> _EXERCISE DIRECTIONS_:
Copy each line below in which the word "text" occurs.

* BEGIN EXERCISE MATERIALS *

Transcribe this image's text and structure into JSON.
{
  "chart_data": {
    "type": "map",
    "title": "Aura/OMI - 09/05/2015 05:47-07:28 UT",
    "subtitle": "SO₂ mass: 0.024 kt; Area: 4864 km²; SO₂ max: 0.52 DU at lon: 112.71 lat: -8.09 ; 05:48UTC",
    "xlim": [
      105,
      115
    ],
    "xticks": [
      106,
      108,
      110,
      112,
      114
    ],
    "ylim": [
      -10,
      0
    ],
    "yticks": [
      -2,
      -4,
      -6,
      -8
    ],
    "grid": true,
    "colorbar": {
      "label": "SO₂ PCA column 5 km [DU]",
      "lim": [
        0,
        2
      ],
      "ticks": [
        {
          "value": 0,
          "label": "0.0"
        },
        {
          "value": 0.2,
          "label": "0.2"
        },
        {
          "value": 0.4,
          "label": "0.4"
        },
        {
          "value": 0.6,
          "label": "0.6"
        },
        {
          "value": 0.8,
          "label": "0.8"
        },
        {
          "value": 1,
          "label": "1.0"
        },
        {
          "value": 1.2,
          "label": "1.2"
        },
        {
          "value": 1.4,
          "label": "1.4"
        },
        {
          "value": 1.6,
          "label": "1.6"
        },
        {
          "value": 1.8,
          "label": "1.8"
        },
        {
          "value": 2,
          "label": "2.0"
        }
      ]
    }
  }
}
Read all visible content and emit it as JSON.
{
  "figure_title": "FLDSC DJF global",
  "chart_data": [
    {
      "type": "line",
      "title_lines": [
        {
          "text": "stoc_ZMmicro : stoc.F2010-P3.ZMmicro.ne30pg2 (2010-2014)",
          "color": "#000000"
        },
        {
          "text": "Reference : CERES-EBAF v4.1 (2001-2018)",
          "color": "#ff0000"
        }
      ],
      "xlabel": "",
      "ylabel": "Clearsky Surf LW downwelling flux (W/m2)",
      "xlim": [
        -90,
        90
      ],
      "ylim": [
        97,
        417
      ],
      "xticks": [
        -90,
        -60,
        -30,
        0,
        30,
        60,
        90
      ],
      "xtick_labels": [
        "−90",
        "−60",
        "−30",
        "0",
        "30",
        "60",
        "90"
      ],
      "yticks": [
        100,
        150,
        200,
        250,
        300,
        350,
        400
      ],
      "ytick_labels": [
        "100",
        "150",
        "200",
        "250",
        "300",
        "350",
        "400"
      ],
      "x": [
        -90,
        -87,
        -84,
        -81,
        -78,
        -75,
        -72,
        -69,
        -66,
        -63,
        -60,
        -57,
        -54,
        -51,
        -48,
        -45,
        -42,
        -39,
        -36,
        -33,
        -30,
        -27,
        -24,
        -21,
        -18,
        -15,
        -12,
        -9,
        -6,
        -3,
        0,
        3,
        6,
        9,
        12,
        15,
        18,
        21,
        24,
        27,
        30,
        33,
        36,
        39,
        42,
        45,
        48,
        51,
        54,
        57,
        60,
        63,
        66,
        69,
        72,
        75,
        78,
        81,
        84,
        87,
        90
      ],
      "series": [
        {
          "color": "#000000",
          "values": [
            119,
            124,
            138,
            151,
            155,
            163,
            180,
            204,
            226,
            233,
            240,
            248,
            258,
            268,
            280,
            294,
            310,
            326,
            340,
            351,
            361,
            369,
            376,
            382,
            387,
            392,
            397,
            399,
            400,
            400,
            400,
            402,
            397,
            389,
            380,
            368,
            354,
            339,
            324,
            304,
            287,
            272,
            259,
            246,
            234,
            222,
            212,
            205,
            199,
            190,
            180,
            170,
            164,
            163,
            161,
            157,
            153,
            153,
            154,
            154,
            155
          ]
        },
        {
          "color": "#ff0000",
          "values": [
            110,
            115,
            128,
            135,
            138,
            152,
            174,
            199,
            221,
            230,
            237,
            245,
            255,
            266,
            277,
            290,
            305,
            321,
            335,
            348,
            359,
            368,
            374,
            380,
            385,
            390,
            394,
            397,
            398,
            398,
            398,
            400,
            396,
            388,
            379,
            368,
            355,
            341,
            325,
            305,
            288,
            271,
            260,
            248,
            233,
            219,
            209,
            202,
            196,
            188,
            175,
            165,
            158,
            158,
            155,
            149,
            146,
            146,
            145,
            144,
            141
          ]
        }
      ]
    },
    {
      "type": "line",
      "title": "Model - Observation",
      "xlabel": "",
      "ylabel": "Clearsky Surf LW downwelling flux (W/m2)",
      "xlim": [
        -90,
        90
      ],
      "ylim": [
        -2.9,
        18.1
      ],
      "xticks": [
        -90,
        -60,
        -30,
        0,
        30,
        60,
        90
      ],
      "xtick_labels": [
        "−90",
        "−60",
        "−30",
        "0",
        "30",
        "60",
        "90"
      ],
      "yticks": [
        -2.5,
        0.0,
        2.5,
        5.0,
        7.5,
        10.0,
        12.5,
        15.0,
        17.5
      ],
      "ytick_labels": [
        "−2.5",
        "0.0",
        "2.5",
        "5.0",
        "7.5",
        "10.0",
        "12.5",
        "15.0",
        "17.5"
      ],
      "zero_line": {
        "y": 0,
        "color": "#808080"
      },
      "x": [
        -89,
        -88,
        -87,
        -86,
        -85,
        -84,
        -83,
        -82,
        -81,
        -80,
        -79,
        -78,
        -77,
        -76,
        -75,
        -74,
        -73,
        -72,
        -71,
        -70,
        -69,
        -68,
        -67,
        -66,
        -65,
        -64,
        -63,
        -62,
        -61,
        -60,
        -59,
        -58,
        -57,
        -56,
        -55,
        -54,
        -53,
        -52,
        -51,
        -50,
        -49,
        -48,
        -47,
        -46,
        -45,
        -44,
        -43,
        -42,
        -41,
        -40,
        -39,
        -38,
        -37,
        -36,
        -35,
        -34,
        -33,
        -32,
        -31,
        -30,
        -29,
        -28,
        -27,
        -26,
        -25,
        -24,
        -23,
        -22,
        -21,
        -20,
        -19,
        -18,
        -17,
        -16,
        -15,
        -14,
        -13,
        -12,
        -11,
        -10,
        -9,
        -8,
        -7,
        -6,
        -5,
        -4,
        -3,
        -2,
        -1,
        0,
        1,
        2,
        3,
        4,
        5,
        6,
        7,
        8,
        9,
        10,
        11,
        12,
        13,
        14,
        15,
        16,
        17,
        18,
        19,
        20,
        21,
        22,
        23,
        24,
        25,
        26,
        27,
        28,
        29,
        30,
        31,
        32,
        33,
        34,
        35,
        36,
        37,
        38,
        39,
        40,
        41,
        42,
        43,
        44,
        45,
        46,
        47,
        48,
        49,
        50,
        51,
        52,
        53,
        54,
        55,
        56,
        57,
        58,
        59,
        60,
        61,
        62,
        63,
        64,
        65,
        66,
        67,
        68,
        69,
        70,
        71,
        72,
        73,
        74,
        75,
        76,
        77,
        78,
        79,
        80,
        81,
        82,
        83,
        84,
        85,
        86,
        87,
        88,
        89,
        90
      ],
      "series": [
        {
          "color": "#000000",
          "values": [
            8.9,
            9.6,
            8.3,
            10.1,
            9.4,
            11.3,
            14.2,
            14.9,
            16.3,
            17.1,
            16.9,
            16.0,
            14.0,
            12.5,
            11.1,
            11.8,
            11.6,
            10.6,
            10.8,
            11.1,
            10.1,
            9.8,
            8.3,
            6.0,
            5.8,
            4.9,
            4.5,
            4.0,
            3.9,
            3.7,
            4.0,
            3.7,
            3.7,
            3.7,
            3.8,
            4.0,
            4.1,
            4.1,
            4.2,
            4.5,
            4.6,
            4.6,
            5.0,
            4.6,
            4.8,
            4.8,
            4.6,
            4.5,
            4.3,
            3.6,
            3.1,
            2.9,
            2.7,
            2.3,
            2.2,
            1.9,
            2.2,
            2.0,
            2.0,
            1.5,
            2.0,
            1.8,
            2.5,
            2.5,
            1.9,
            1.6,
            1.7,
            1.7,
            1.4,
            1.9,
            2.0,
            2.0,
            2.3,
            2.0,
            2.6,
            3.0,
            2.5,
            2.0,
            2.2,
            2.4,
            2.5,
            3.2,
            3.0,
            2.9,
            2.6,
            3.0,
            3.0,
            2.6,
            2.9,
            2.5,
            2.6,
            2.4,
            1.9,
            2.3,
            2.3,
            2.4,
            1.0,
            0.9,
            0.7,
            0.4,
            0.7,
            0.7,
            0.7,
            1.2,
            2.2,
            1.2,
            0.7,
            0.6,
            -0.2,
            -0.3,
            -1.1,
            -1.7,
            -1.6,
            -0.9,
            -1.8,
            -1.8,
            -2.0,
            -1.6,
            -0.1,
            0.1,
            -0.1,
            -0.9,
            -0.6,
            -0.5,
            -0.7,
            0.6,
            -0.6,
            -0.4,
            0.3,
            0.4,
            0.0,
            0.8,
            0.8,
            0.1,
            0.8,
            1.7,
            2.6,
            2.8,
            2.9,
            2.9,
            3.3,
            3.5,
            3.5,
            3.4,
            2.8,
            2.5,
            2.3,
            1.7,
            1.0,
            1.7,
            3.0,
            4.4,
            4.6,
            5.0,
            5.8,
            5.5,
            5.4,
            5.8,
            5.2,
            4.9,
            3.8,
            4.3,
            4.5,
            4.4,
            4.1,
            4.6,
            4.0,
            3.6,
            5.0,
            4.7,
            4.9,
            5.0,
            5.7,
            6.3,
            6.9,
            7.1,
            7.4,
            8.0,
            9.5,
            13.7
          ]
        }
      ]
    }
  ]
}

* END EXERCISE MATERIALS *

> _ANSWER FOR THE TASK_:
Transcribe this image's text and structure into JSON.
          "text": "stoc_ZMmicro : stoc.F2010-P3.ZMmicro.ne30pg2 (2010-2014)",
          "text": "Reference : CERES-EBAF v4.1 (2001-2018)",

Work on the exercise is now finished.